***** MATERIAL PROVIDED *****

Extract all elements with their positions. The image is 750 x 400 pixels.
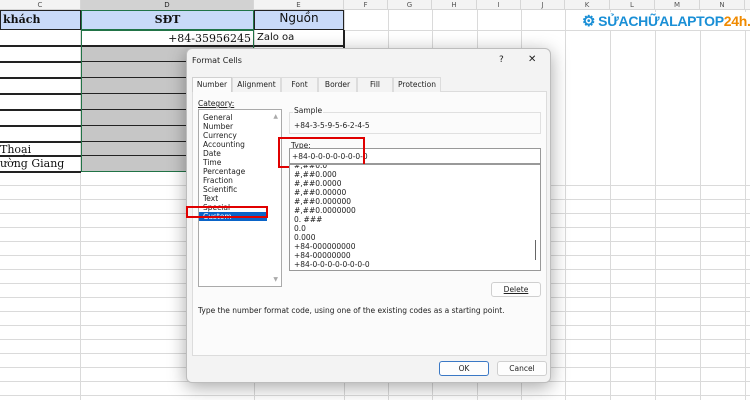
gear-icon: ⚙	[582, 13, 596, 30]
format-cells-dialog: Format Cells ? ✕ Number Alignment Font B…	[186, 48, 551, 383]
format-code[interactable]: +84-0-0-0-0-0-0-0-0	[290, 260, 540, 269]
sample-label: Sample	[293, 106, 324, 115]
category-general[interactable]: General	[199, 113, 281, 122]
tab-font[interactable]: Font	[281, 77, 318, 92]
col-header-l[interactable]: L	[610, 0, 655, 10]
category-currency[interactable]: Currency	[199, 131, 281, 140]
header-customer[interactable]: khách	[3, 13, 40, 26]
col-header-m[interactable]: M	[655, 0, 700, 10]
format-description: Type the number format code, using one o…	[198, 306, 505, 315]
format-code[interactable]: 0.000	[290, 233, 540, 242]
close-icon[interactable]: ✕	[528, 54, 536, 65]
format-code[interactable]: #,##0.000	[290, 170, 540, 179]
col-header-g[interactable]: G	[388, 0, 432, 10]
col-header-n[interactable]: N	[700, 0, 745, 10]
category-fraction[interactable]: Fraction	[199, 176, 281, 185]
tab-protection[interactable]: Protection	[393, 77, 441, 92]
col-header-i[interactable]: I	[477, 0, 521, 10]
format-code-list[interactable]: #,##0.0 #,##0.000 #,##0.0000 #,##0.00000…	[289, 164, 541, 271]
header-phone[interactable]: SĐT	[81, 13, 254, 26]
help-button[interactable]: ?	[499, 55, 504, 65]
ok-button[interactable]: OK	[439, 361, 489, 376]
column-headers: C D E F G H I J K L M N	[0, 0, 750, 10]
cell-customer-9[interactable]: ường Giang	[0, 157, 64, 170]
format-code[interactable]: +84-000000000	[290, 242, 540, 251]
dialog-title: Format Cells	[192, 56, 242, 65]
delete-button[interactable]: Delete	[491, 282, 541, 297]
category-time[interactable]: Time	[199, 158, 281, 167]
format-code[interactable]: #,##0.0000	[290, 179, 540, 188]
tab-border[interactable]: Border	[318, 77, 357, 92]
category-number[interactable]: Number	[199, 122, 281, 131]
tab-alignment[interactable]: Alignment	[232, 77, 281, 92]
format-code[interactable]: #,##0.000000	[290, 197, 540, 206]
cancel-button[interactable]: Cancel	[497, 361, 547, 376]
col-header-d[interactable]: D	[81, 0, 254, 10]
category-scientific[interactable]: Scientific	[199, 185, 281, 194]
tab-fill[interactable]: Fill	[357, 77, 393, 92]
tab-number[interactable]: Number	[192, 77, 232, 92]
col-header-j[interactable]: J	[521, 0, 565, 10]
col-header-c[interactable]: C	[0, 0, 81, 10]
category-list[interactable]: General Number Currency Accounting Date …	[198, 109, 282, 287]
brand-logo: ⚙ SỬACHỮALAPTOP24h.com	[582, 12, 750, 30]
cell-source-1[interactable]: Zalo oa	[257, 32, 294, 43]
format-code[interactable]: +84-00000000	[290, 251, 540, 260]
category-text[interactable]: Text	[199, 194, 281, 203]
header-source[interactable]: Nguồn	[254, 11, 344, 25]
scroll-up-icon[interactable]: ▲	[273, 113, 278, 120]
category-accounting[interactable]: Accounting	[199, 140, 281, 149]
sample-value: +84-3-5-9-5-6-2-4-5	[294, 121, 370, 130]
format-code[interactable]: 0.0	[290, 224, 540, 233]
cell-customer-8[interactable]: Thoại	[0, 143, 31, 156]
scrollbar-thumb[interactable]	[534, 240, 536, 260]
category-label: Category:	[198, 99, 235, 108]
format-code[interactable]: #,##0.0000000	[290, 206, 540, 215]
col-header-h[interactable]: H	[432, 0, 477, 10]
category-percentage[interactable]: Percentage	[199, 167, 281, 176]
format-code[interactable]: 0. ###	[290, 215, 540, 224]
category-date[interactable]: Date	[199, 149, 281, 158]
col-header-f[interactable]: F	[344, 0, 388, 10]
col-header-e[interactable]: E	[254, 0, 344, 10]
highlight-custom	[186, 206, 268, 218]
col-header-k[interactable]: K	[565, 0, 610, 10]
scroll-down-icon[interactable]: ▼	[273, 276, 278, 283]
format-code[interactable]: #,##0.00000	[290, 188, 540, 197]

*****

Copy out all of the data word for word. Do not carry over any picture.

EXERCISE RESPONSE »
Extract all elements with their positions. The image is 750 x 400 pixels.
gear-icon: ⚙	[582, 13, 596, 30]
format-cells-dialog: Format Cells ? ✕ Number Alignment Font B…	[186, 48, 551, 383]
format-code[interactable]: +84-0-0-0-0-0-0-0-0	[290, 260, 540, 269]
sample-label: Sample	[293, 106, 324, 115]
category-general[interactable]: General	[199, 113, 281, 122]
tab-font[interactable]: Font	[281, 77, 318, 92]
col-header-l[interactable]: L	[610, 0, 655, 10]
category-currency[interactable]: Currency	[199, 131, 281, 140]
header-customer[interactable]: khách	[3, 13, 40, 26]
col-header-m[interactable]: M	[655, 0, 700, 10]
format-description: Type the number format code, using one o…	[198, 306, 505, 315]
format-code[interactable]: 0.000	[290, 233, 540, 242]
close-icon[interactable]: ✕	[528, 54, 536, 65]
format-code[interactable]: #,##0.000	[290, 170, 540, 179]
col-header-g[interactable]: G	[388, 0, 432, 10]
col-header-n[interactable]: N	[700, 0, 745, 10]
category-fraction[interactable]: Fraction	[199, 176, 281, 185]
tab-protection[interactable]: Protection	[393, 77, 441, 92]
col-header-i[interactable]: I	[477, 0, 521, 10]
format-code-list[interactable]: #,##0.0 #,##0.000 #,##0.0000 #,##0.00000…	[289, 164, 541, 271]
header-phone[interactable]: SĐT	[81, 13, 254, 26]
help-button[interactable]: ?	[499, 55, 504, 65]
ok-button[interactable]: OK	[439, 361, 489, 376]
column-headers: C D E F G H I J K L M N	[0, 0, 750, 10]
cell-customer-9[interactable]: ường Giang	[0, 157, 64, 170]
format-code[interactable]: +84-000000000	[290, 242, 540, 251]
dialog-title: Format Cells	[192, 56, 242, 65]
delete-button[interactable]: Delete	[491, 282, 541, 297]
category-time[interactable]: Time	[199, 158, 281, 167]
format-code[interactable]: #,##0.0000	[290, 179, 540, 188]
tab-border[interactable]: Border	[318, 77, 357, 92]
category-number[interactable]: Number	[199, 122, 281, 131]
tab-alignment[interactable]: Alignment	[232, 77, 281, 92]
format-code[interactable]: #,##0.000000	[290, 197, 540, 206]
cancel-button[interactable]: Cancel	[497, 361, 547, 376]
col-header-d[interactable]: D	[81, 0, 254, 10]
category-scientific[interactable]: Scientific	[199, 185, 281, 194]
tab-fill[interactable]: Fill	[357, 77, 393, 92]
tab-number[interactable]: Number	[192, 77, 232, 92]
col-header-j[interactable]: J	[521, 0, 565, 10]
col-header-c[interactable]: C	[0, 0, 81, 10]
category-list[interactable]: General Number Currency Accounting Date …	[198, 109, 282, 287]
brand-logo: ⚙ SỬACHỮALAPTOP24h.com	[582, 12, 750, 30]
cell-source-1[interactable]: Zalo oa	[257, 32, 294, 43]
format-code[interactable]: +84-00000000	[290, 251, 540, 260]
category-text[interactable]: Text	[199, 194, 281, 203]
header-source[interactable]: Nguồn	[254, 11, 344, 25]
scroll-up-icon[interactable]: ▲	[273, 113, 278, 120]
category-accounting[interactable]: Accounting	[199, 140, 281, 149]
sample-value: +84-3-5-9-5-6-2-4-5	[294, 121, 370, 130]
format-code[interactable]: 0.0	[290, 224, 540, 233]
cell-customer-8[interactable]: Thoại	[0, 143, 31, 156]
scrollbar-thumb[interactable]	[534, 240, 536, 260]
category-label: Category:	[198, 99, 235, 108]
format-code[interactable]: #,##0.0000000	[290, 206, 540, 215]
col-header-h[interactable]: H	[432, 0, 477, 10]
category-percentage[interactable]: Percentage	[199, 167, 281, 176]
format-code[interactable]: 0. ###	[290, 215, 540, 224]
category-date[interactable]: Date	[199, 149, 281, 158]
col-header-f[interactable]: F	[344, 0, 388, 10]
col-header-e[interactable]: E	[254, 0, 344, 10]
highlight-custom	[186, 206, 268, 218]
col-header-k[interactable]: K	[565, 0, 610, 10]
scroll-down-icon[interactable]: ▼	[273, 276, 278, 283]
format-code[interactable]: #,##0.00000	[290, 188, 540, 197]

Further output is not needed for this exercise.